▸ TASK BRIEF:
Every record below is to be retyped exactly.

[Begin]

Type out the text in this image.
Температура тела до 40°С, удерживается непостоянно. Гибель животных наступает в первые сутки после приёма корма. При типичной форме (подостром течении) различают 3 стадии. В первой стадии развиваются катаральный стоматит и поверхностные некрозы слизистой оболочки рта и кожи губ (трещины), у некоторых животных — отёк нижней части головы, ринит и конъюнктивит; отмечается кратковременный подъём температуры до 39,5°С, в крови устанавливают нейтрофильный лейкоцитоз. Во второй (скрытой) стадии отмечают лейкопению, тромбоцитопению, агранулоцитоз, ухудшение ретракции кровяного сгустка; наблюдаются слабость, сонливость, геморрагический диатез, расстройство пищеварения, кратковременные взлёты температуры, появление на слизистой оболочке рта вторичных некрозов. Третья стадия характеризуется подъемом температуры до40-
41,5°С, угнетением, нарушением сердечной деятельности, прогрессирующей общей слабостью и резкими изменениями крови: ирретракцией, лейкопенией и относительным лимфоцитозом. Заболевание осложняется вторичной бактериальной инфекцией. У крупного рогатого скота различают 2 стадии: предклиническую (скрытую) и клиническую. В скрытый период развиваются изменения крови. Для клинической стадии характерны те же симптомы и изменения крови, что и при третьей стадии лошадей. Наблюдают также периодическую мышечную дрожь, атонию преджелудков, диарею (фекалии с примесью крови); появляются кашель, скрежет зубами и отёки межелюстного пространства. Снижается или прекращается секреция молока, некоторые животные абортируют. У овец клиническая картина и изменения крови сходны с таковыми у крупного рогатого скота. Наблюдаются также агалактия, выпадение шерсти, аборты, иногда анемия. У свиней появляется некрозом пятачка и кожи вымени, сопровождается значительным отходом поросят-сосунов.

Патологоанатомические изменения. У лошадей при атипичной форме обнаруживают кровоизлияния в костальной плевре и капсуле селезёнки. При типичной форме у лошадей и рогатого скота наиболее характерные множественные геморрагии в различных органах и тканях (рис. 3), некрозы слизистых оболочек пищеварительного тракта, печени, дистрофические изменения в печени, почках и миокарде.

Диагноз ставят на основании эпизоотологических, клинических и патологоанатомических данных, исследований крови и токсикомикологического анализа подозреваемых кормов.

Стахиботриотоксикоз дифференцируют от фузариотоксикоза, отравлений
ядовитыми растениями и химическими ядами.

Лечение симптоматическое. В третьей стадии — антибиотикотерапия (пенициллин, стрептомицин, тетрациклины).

[End]

▸ ANSWER BELOW:
Type out the text in this image.
Температура тела до 40°С, удерживается непостоянно. Гибель животных наступает в первые сутки после приёма корма. При типичной форме (подостром течении) различают 3 стадии. В первой стадии развиваются катаральный стоматит и поверхностные некрозы слизистой оболочки рта и кожи губ (трещины), у некоторых животных — отёк нижней части головы, ринит и конъюнктивит; отмечается кратковременный подъём температуры до 39,5°С, в крови устанавливают нейтрофильный лейкоцитоз. Во второй (скрытой) стадии отмечают лейкопению, тромбоцитопению, агранулоцитоз, ухудшение ретракции кровяного сгустка; наблюдаются слабость, сонливость, геморрагический диатез, расстройство пищеварения, кратковременные взлёты температуры, появление на слизистой оболочке рта вторичных некрозов. Третья стадия характеризуется подъемом температуры до40-
41,5°С, угнетением, нарушением сердечной деятельности, прогрессирующей общей слабостью и резкими изменениями крови: ирретракцией, лейкопенией и относительным лимфоцитозом. Заболевание осложняется вторичной бактериальной инфекцией. У крупного рогатого скота различают 2 стадии: предклиническую (скрытую) и клиническую. В скрытый период развиваются изменения крови. Для клинической стадии характерны те же симптомы и изменения крови, что и при третьей стадии лошадей. Наблюдают также периодическую мышечную дрожь, атонию преджелудков, диарею (фекалии с примесью крови); появляются кашель, скрежет зубами и отёки межелюстного пространства. Снижается или прекращается секреция молока, некоторые животные абортируют. У овец клиническая картина и изменения крови сходны с таковыми у крупного рогатого скота. Наблюдаются также агалактия, выпадение шерсти, аборты, иногда анемия. У свиней появляется некрозом пятачка и кожи вымени, сопровождается значительным отходом поросят-сосунов.

Патологоанатомические изменения. У лошадей при атипичной форме обнаруживают кровоизлияния в костальной плевре и капсуле селезёнки. При типичной форме у лошадей и рогатого скота наиболее характерные множественные геморрагии в различных органах и тканях (рис. 3), некрозы слизистых оболочек пищеварительного тракта, печени, дистрофические изменения в печени, почках и миокарде.

Диагноз ставят на основании эпизоотологических, клинических и патологоанатомических данных, исследований крови и токсикомикологического анализа подозреваемых кормов.

Стахиботриотоксикоз дифференцируют от фузариотоксикоза, отравлений
ядовитыми растениями и химическими ядами.

Лечение симптоматическое. В третьей стадии — антибиотикотерапия (пенициллин, стрептомицин, тетрациклины).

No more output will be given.